Le principe d'égalité entre les créanciers d'un débiteur en procédure collective, dont le Pr. Jacques Mestres trouvait le caractère systématique « quelque peu désuet »1, impose qu'aucun d'entre eux ne soit payé par priorité aux autres dès lors que la cessation des paiements a été déclarée et, sous certaines conditions, y compris avant la cessation des paiements. Le paiement d'une dette échue alors que le debiteur est en cessation des paiements laisse en effet fortement présumer de l'intention de ce ce dernier de frauder les droits des autres créanciers ; la loi cherche par conséquent à prévenir ces comportements.
Dans l'affaire n°91-15931 de la chambre commerciale de la Cour de cassation du 30 mars 1993, « Sté Duval c/ M. Piollet », ici, un entrepreneur ayant déclaré la cessation des paiements, avait payé l'un de ses fournisseurs échus pendant la période suspecte en lui cédant les créances de ses maîtres d'ouvrage. Le liquidateur a demandé en justice l'annulation de ces paiements et leur retour dans le passif de la liquidation judiciaire. La Cour d'appel a déclaré les cessions de créances nulles au motif que ce mode de paiement – que le débiteur utilisait depuis quelques années en raison de ses difficultés financières – n'était pas « communément admis dans les relations d'affaires ». Un pourvoi a été formé en cassation.

*Consigne*
Relevez toutes les expressions placées entre guillemets dans l'extrait sur l'égalité entre créanciers.

*Jeu de données*
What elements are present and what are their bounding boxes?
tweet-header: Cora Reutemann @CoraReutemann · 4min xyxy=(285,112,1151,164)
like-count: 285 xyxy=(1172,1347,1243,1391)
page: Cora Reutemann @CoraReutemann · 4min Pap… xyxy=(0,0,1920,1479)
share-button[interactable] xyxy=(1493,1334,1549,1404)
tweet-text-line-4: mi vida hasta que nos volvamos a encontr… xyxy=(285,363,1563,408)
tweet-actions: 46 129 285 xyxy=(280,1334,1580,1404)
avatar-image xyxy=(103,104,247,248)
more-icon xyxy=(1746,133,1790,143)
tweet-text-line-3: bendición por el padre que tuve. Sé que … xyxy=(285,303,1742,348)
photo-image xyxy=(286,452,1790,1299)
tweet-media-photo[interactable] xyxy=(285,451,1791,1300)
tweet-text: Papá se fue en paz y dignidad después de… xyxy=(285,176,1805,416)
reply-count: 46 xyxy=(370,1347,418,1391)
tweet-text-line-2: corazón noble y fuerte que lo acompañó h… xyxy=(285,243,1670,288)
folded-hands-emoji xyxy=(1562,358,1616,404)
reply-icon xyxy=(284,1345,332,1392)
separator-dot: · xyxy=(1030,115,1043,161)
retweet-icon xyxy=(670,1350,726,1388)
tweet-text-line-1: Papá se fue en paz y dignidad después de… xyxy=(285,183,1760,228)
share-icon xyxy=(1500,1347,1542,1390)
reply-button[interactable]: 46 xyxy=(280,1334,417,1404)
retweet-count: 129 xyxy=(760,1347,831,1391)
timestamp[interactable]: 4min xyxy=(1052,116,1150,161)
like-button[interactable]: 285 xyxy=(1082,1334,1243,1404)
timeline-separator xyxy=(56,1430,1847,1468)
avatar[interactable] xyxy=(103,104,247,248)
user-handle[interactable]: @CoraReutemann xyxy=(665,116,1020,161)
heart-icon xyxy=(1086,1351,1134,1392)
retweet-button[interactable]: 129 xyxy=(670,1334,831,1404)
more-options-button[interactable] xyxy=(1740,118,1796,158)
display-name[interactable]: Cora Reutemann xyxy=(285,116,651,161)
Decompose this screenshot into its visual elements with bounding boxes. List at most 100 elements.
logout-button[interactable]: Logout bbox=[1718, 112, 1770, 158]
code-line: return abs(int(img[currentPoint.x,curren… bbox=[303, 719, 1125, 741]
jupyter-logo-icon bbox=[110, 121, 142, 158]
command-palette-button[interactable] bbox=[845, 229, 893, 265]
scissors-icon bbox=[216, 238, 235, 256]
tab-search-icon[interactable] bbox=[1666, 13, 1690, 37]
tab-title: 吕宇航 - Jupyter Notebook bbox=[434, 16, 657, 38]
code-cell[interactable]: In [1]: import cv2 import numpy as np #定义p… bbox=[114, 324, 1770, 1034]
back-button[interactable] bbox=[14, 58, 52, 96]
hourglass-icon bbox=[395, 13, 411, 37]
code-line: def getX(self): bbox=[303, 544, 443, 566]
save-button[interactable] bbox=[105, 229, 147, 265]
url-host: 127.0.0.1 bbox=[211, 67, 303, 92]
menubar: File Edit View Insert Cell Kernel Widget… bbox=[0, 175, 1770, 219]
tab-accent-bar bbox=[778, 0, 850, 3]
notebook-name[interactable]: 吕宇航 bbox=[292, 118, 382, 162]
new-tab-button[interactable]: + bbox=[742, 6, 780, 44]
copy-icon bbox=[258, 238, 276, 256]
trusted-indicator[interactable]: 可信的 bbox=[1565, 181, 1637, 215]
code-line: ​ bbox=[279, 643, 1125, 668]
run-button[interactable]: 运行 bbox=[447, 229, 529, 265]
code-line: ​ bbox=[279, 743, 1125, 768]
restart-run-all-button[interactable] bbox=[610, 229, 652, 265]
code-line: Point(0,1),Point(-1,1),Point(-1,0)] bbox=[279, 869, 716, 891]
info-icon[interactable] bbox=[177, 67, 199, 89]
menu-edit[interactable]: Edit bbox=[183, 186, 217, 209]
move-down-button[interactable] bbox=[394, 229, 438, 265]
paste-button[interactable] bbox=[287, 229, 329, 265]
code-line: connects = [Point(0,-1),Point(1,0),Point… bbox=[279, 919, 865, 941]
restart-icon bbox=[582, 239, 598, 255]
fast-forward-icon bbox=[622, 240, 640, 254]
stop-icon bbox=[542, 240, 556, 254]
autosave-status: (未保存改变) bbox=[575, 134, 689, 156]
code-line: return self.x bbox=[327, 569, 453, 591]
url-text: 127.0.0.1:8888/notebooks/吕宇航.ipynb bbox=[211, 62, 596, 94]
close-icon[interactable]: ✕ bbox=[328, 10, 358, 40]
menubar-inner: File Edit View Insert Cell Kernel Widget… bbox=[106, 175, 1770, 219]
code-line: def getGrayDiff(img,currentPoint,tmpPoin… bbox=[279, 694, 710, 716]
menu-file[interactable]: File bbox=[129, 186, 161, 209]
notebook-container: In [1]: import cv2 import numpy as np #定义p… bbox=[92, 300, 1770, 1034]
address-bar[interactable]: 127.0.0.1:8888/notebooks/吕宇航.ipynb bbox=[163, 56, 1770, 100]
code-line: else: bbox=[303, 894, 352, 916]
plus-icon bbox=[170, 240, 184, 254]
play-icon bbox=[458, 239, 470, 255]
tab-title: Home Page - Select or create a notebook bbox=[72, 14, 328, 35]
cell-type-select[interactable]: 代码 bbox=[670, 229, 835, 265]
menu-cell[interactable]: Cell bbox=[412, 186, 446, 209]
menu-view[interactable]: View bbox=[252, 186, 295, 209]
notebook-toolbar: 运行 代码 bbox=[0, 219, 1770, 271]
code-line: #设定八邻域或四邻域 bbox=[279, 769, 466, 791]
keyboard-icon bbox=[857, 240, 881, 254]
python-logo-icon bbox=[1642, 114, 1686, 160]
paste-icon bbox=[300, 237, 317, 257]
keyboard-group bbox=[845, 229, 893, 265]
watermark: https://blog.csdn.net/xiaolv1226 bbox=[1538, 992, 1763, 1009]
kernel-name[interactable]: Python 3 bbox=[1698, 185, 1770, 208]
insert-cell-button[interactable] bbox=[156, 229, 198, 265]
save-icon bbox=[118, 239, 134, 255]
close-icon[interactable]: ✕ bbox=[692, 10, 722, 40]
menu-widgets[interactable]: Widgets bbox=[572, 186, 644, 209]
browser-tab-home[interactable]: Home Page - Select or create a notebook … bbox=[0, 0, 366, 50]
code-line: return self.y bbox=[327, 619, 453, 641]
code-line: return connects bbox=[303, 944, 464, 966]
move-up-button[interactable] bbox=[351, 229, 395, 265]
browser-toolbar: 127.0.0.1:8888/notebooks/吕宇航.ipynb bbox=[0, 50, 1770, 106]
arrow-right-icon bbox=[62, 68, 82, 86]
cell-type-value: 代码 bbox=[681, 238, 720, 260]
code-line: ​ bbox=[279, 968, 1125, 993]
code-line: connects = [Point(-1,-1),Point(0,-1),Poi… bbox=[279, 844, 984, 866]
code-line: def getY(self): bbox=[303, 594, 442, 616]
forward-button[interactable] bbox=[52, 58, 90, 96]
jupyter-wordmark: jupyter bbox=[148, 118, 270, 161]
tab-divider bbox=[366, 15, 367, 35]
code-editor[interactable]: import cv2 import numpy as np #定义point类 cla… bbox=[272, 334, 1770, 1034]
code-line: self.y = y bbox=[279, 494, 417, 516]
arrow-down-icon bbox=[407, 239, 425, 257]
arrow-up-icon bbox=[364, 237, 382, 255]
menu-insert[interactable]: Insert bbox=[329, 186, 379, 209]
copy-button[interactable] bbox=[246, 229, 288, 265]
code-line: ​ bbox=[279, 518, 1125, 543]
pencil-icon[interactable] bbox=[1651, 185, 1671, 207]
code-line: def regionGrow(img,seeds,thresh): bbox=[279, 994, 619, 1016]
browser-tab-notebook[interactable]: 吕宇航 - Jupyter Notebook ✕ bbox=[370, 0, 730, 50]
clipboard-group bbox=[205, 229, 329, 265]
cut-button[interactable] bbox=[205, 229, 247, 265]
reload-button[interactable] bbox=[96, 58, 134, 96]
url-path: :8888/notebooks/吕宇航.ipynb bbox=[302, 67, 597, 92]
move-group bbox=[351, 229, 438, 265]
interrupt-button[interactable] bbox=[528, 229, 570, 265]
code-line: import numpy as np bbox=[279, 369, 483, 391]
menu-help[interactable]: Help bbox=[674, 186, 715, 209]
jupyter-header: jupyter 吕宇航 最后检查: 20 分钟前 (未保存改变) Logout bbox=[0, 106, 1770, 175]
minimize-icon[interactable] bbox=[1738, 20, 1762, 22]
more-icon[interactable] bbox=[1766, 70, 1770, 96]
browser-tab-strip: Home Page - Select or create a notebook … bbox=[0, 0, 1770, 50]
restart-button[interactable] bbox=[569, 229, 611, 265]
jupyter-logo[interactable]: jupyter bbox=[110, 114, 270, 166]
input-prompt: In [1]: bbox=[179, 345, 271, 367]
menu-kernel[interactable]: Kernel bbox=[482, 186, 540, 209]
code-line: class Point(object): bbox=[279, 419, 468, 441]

*Corrigé*
- « quelque peu désuet »
- « Sté Duval c/ M. Piollet »
- « communément admis dans les relations d'affaires »